→ **WORK TO DO**
Look through the material below. Copy every line with the string "bottle" in it.

---

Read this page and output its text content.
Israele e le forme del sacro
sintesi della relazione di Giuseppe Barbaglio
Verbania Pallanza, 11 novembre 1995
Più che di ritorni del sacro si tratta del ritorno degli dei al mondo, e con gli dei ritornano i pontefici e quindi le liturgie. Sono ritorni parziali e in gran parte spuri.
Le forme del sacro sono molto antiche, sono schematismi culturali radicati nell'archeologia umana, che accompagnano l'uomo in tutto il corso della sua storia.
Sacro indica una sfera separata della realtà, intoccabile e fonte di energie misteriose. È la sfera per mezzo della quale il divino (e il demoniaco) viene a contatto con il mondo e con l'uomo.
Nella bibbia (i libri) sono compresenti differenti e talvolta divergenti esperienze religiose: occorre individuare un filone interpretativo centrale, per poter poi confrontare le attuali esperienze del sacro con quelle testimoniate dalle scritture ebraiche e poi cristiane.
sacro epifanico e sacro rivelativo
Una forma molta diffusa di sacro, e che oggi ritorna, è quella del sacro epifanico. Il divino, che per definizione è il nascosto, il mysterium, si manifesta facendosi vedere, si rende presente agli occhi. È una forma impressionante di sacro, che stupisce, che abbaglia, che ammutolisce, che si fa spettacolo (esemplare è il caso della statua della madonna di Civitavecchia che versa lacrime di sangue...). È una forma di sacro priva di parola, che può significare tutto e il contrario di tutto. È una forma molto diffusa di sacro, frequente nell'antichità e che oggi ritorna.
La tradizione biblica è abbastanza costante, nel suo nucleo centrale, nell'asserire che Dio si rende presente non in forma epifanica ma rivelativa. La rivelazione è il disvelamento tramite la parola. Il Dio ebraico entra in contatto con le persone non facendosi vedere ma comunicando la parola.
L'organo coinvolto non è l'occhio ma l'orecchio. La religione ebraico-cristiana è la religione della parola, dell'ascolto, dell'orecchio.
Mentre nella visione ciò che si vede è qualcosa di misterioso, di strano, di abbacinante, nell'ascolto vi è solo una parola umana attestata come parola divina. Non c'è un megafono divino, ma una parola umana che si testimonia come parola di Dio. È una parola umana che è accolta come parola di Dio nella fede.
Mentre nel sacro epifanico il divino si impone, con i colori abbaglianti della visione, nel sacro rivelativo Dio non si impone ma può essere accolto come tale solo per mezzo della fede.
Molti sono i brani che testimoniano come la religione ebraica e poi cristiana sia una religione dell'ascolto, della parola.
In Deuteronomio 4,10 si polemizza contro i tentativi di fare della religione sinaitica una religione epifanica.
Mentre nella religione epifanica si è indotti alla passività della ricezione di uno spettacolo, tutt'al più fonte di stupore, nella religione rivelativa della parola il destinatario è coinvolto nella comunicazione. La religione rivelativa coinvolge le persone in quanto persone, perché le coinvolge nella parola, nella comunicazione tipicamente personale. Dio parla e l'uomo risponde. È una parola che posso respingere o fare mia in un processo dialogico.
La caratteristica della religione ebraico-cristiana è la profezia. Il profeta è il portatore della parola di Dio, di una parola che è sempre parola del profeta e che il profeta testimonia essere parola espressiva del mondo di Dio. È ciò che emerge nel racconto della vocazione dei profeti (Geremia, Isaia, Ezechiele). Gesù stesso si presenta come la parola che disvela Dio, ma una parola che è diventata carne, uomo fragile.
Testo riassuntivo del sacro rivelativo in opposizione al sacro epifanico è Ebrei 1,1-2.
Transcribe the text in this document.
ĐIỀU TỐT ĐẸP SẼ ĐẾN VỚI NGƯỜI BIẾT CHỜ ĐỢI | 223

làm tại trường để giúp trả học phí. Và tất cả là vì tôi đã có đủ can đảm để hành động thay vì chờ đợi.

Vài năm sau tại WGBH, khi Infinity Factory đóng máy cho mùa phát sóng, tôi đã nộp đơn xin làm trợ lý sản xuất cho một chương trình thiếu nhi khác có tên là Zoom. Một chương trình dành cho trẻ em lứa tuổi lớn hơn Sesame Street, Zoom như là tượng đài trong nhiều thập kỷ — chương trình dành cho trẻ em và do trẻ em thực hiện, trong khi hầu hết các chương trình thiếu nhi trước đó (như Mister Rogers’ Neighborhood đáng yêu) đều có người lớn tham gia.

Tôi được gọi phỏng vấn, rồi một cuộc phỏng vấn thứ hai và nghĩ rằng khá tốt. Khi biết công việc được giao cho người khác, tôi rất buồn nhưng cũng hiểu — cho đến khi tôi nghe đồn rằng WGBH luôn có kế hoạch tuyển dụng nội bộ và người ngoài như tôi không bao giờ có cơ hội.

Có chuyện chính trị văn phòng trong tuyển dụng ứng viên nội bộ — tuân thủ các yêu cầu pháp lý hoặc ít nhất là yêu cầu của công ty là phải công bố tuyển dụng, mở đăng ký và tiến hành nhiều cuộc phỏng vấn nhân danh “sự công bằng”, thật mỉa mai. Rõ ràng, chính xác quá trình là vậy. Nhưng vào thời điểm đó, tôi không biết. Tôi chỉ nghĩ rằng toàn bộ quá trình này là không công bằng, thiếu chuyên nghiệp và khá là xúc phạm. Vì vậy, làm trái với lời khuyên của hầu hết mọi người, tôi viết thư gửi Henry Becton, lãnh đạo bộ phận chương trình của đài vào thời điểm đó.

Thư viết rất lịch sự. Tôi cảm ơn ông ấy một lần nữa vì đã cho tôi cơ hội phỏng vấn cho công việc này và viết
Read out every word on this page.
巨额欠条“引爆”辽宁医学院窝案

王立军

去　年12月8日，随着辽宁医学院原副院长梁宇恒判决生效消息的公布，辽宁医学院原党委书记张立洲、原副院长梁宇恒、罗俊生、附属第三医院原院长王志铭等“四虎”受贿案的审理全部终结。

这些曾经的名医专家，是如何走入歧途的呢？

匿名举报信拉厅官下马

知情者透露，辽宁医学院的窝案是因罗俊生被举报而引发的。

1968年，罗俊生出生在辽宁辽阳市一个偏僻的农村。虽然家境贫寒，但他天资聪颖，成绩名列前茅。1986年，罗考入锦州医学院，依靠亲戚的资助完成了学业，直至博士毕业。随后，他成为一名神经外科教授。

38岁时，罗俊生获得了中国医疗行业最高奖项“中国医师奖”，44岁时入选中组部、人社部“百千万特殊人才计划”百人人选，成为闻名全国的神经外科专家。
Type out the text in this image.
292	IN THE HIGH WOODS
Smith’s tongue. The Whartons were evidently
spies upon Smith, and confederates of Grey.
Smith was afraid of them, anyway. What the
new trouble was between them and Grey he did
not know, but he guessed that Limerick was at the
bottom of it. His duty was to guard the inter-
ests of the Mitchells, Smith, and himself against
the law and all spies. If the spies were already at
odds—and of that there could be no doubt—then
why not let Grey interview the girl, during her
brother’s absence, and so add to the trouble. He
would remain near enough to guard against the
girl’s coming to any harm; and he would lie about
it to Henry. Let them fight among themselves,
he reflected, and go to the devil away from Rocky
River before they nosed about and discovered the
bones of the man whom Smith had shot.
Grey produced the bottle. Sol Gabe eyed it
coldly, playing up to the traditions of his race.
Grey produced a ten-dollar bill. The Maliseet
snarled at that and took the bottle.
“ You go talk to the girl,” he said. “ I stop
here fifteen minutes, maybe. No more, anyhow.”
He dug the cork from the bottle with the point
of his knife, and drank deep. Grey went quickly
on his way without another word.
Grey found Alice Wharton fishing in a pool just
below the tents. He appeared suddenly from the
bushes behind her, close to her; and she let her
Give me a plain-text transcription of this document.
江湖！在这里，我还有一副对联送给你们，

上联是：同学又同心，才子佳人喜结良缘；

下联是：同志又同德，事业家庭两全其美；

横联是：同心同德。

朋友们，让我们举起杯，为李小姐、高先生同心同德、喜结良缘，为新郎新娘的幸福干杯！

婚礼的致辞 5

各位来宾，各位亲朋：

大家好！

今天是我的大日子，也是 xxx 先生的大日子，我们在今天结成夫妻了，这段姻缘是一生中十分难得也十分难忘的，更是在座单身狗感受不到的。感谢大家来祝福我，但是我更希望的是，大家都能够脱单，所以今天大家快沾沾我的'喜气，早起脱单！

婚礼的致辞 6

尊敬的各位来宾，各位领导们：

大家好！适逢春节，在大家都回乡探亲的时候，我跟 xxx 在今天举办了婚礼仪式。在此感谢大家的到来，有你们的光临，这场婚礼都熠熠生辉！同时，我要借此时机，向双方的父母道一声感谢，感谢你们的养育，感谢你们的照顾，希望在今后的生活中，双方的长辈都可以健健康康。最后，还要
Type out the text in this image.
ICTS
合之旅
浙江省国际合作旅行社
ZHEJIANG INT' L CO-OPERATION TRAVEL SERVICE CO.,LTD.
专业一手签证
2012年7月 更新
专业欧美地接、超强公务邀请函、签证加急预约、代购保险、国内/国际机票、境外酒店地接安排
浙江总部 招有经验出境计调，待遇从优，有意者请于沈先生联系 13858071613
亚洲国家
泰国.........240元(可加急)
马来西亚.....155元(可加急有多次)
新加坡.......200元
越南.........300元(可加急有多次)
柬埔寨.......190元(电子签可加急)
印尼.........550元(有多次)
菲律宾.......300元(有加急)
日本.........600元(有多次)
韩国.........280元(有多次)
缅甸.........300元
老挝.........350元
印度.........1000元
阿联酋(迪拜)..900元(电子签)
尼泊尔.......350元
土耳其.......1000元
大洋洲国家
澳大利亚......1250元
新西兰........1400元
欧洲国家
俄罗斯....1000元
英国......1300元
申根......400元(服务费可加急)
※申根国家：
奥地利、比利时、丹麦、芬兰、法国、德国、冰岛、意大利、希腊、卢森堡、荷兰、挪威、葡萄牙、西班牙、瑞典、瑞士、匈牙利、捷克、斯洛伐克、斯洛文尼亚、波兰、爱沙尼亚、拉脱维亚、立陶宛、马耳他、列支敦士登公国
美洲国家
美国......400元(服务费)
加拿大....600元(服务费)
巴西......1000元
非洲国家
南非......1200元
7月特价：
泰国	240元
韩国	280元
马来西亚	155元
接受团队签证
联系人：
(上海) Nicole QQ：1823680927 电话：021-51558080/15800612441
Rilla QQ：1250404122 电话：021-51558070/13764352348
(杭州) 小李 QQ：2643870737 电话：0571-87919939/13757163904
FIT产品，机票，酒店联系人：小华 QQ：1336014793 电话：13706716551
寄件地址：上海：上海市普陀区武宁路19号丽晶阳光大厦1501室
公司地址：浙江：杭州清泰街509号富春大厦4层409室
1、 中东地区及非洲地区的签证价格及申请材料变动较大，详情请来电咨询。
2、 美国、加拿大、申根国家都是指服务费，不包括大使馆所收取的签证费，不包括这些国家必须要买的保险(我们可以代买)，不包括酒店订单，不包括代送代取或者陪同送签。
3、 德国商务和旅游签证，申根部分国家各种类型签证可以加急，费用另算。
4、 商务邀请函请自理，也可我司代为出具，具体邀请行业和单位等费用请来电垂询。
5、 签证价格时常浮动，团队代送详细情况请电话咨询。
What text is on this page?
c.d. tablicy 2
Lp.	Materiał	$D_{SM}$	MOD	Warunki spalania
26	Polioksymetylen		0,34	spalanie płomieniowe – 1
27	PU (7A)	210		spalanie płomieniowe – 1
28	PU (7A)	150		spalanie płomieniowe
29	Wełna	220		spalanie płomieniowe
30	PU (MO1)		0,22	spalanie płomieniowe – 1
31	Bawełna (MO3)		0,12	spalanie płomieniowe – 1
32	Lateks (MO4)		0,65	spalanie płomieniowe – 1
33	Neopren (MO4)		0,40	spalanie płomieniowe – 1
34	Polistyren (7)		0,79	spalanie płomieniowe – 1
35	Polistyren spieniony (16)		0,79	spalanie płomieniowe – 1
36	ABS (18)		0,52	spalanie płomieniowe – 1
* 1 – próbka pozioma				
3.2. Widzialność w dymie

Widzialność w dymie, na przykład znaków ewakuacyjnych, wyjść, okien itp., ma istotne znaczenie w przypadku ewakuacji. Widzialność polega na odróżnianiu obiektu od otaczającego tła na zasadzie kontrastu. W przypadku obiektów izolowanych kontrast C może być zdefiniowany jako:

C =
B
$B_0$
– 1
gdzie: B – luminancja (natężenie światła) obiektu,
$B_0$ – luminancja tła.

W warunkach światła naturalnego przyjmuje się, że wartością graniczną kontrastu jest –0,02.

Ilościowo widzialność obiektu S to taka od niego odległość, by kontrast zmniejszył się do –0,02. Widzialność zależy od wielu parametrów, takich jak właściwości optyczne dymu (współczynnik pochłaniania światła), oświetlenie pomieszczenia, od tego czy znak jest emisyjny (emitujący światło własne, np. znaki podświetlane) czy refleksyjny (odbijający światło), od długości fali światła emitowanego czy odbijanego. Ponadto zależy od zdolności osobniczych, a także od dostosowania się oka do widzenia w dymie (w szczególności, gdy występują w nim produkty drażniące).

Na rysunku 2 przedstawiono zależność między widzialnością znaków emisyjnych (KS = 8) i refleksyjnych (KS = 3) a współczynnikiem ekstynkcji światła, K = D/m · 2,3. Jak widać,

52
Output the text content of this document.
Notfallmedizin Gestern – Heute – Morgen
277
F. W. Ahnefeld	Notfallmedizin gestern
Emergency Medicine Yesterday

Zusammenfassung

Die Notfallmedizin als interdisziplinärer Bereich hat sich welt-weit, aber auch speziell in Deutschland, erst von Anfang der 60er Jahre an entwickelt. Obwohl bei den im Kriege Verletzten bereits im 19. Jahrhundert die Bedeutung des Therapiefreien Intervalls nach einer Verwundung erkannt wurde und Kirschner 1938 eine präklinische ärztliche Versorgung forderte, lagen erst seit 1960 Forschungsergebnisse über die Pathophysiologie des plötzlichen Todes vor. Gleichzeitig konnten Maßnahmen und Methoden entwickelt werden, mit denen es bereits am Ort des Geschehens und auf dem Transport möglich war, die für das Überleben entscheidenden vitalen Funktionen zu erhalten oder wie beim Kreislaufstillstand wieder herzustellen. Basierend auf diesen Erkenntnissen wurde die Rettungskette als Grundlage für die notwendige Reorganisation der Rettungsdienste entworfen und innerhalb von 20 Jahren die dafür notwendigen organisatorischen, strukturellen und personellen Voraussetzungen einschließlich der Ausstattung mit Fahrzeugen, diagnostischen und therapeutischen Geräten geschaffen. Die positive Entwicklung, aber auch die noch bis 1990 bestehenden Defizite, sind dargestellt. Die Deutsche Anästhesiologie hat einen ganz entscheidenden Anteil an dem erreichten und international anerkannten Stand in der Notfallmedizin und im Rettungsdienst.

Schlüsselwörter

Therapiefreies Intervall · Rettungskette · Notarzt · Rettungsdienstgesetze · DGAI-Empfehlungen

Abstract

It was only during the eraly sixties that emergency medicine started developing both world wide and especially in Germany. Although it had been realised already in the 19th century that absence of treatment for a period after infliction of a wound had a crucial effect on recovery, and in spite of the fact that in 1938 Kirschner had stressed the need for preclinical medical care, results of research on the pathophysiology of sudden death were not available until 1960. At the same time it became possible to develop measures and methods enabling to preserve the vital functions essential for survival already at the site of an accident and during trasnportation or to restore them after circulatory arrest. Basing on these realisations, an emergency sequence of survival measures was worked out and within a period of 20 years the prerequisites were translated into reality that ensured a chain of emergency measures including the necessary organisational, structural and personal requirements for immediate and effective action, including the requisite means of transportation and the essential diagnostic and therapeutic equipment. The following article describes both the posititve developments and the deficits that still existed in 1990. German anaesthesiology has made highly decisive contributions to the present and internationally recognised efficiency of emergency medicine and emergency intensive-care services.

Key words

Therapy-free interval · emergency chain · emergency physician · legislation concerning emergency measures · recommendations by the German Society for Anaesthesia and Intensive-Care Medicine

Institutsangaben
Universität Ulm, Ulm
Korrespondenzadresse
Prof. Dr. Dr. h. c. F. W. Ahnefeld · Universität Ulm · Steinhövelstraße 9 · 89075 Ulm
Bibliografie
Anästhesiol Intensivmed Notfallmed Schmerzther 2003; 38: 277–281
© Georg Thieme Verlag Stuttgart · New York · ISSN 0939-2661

---

→ **TASK RESPONSE**
Grey produced the bottle. Sol Gabe eyed it
snarled at that and took the bottle.
He dug the cork from the bottle with the point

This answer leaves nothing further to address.